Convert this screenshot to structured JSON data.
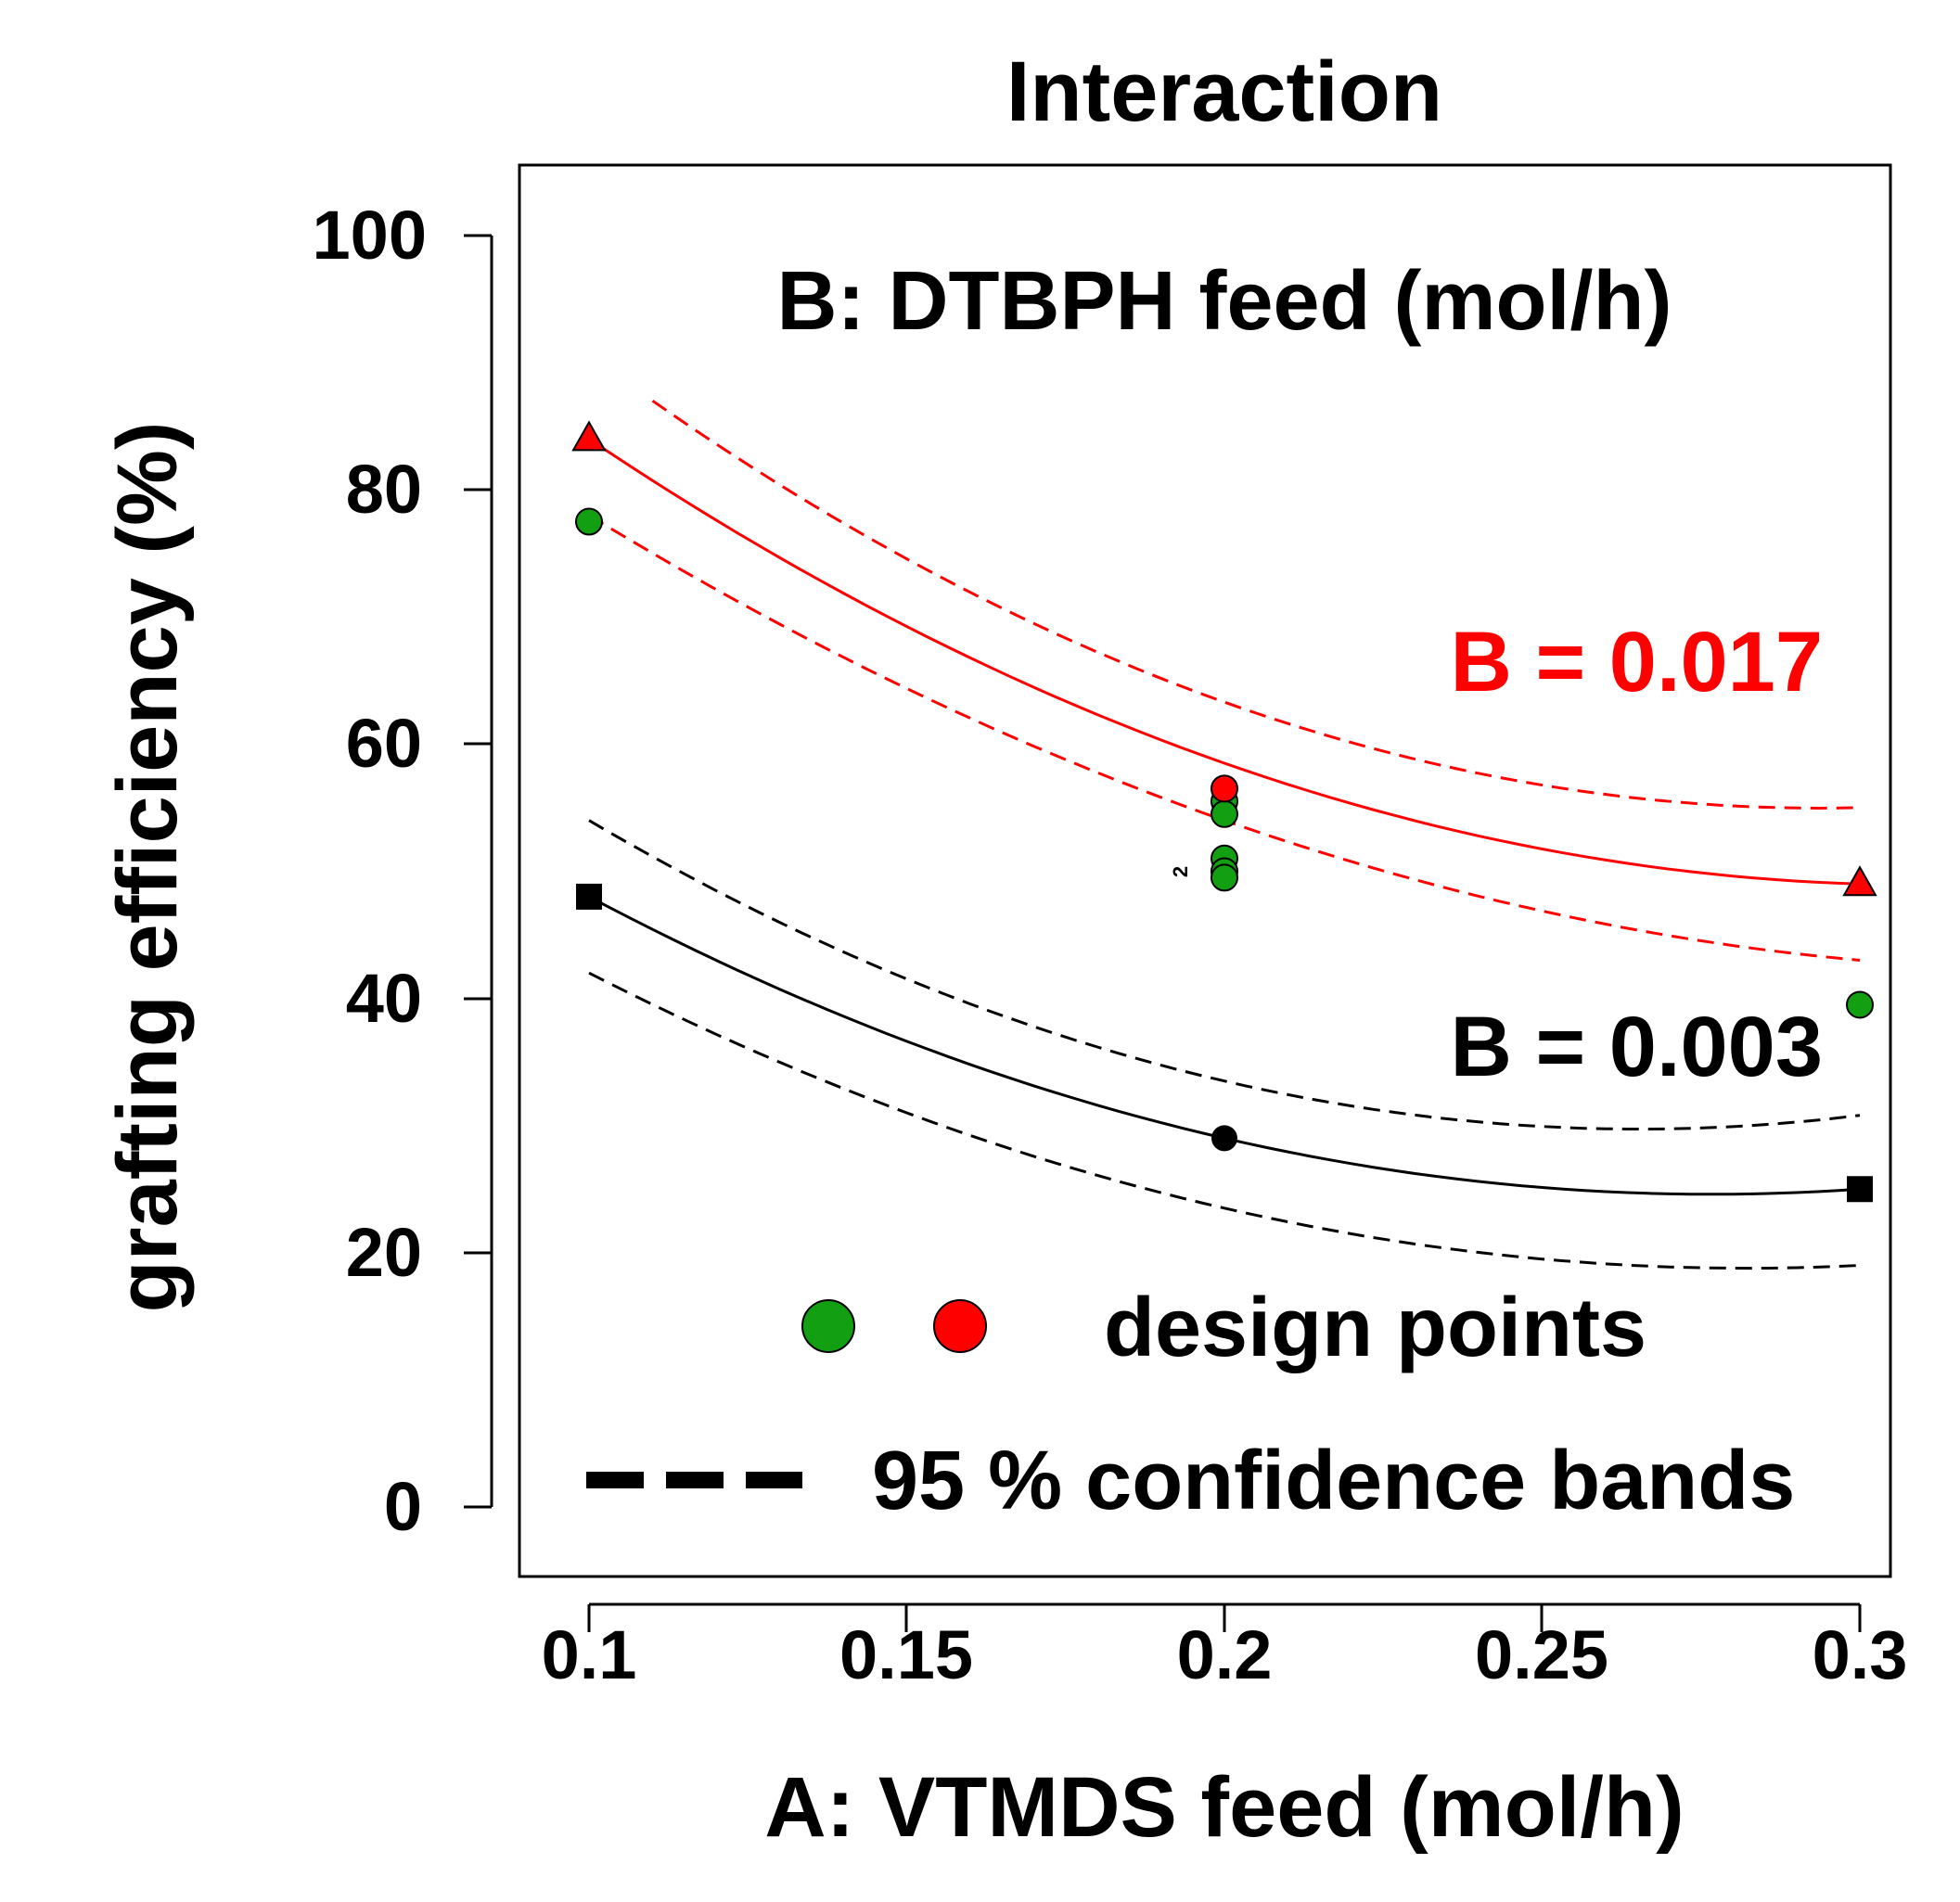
{
  "chart_data": {
    "type": "line",
    "title": "Interaction",
    "xlabel": "A: VTMDS feed (mol/h)",
    "ylabel": "grafting efficiency  (%)",
    "xlim": [
      0.1,
      0.3
    ],
    "ylim": [
      0,
      100
    ],
    "xticks": [
      0.1,
      0.15,
      0.2,
      0.25,
      0.3
    ],
    "xtick_labels": [
      "0.1",
      "0.15",
      "0.2",
      "0.25",
      "0.3"
    ],
    "yticks": [
      0,
      20,
      40,
      60,
      80,
      100
    ],
    "ytick_labels": [
      "0",
      "20",
      "40",
      "60",
      "80",
      "100"
    ],
    "factor_label": "B: DTBPH feed (mol/h)",
    "grid": false,
    "series": [
      {
        "name": "B = 0.017",
        "color": "#ff0000",
        "fit": {
          "x": [
            0.1,
            0.2,
            0.3
          ],
          "y": [
            84,
            58.5,
            49
          ]
        },
        "lower_band": {
          "x": [
            0.1,
            0.2,
            0.3
          ],
          "y": [
            78,
            54,
            43
          ]
        },
        "upper_band": {
          "x": [
            0.11,
            0.2,
            0.3
          ],
          "y": [
            87,
            63.3,
            55
          ]
        },
        "markers": [
          {
            "x": 0.1,
            "y": 84,
            "shape": "triangle"
          },
          {
            "x": 0.3,
            "y": 49,
            "shape": "triangle"
          }
        ]
      },
      {
        "name": "B = 0.003",
        "color": "#000000",
        "fit": {
          "x": [
            0.1,
            0.2,
            0.3
          ],
          "y": [
            48,
            29,
            25
          ]
        },
        "lower_band": {
          "x": [
            0.1,
            0.2,
            0.3
          ],
          "y": [
            42,
            23.5,
            19
          ]
        },
        "upper_band": {
          "x": [
            0.1,
            0.2,
            0.3
          ],
          "y": [
            54,
            33.5,
            30.8
          ]
        },
        "markers": [
          {
            "x": 0.1,
            "y": 48,
            "shape": "square"
          },
          {
            "x": 0.2,
            "y": 29,
            "shape": "circle"
          },
          {
            "x": 0.3,
            "y": 25,
            "shape": "square"
          }
        ]
      }
    ],
    "design_points": [
      {
        "x": 0.1,
        "y": 77.5,
        "color": "#12a012"
      },
      {
        "x": 0.2,
        "y": 55.5,
        "color": "#12a012"
      },
      {
        "x": 0.2,
        "y": 54.5,
        "color": "#12a012"
      },
      {
        "x": 0.2,
        "y": 51,
        "color": "#12a012"
      },
      {
        "x": 0.2,
        "y": 50,
        "color": "#12a012"
      },
      {
        "x": 0.2,
        "y": 49.5,
        "color": "#12a012"
      },
      {
        "x": 0.2,
        "y": 56.5,
        "color": "#ff0000"
      },
      {
        "x": 0.3,
        "y": 39.5,
        "color": "#12a012"
      }
    ],
    "annotations": {
      "b_high": "B = 0.017",
      "b_low": "B = 0.003",
      "point_count": "2"
    },
    "legend": {
      "design_points": "design points",
      "bands": "95 % confidence bands",
      "marker_colors": [
        "#12a012",
        "#ff0000"
      ]
    }
  }
}
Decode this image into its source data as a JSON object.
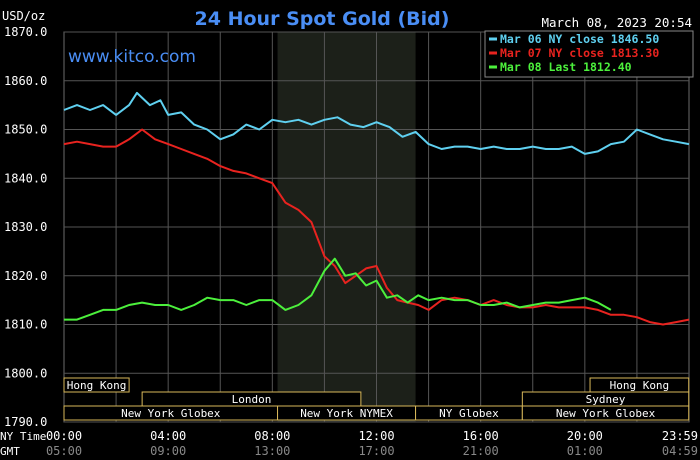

**Task**
Gather all the lines that include the word "this" and copy them out.

**Completed task**
Convert this screenshot to structured JSON data.
Decode this image into its source data as a JSON object.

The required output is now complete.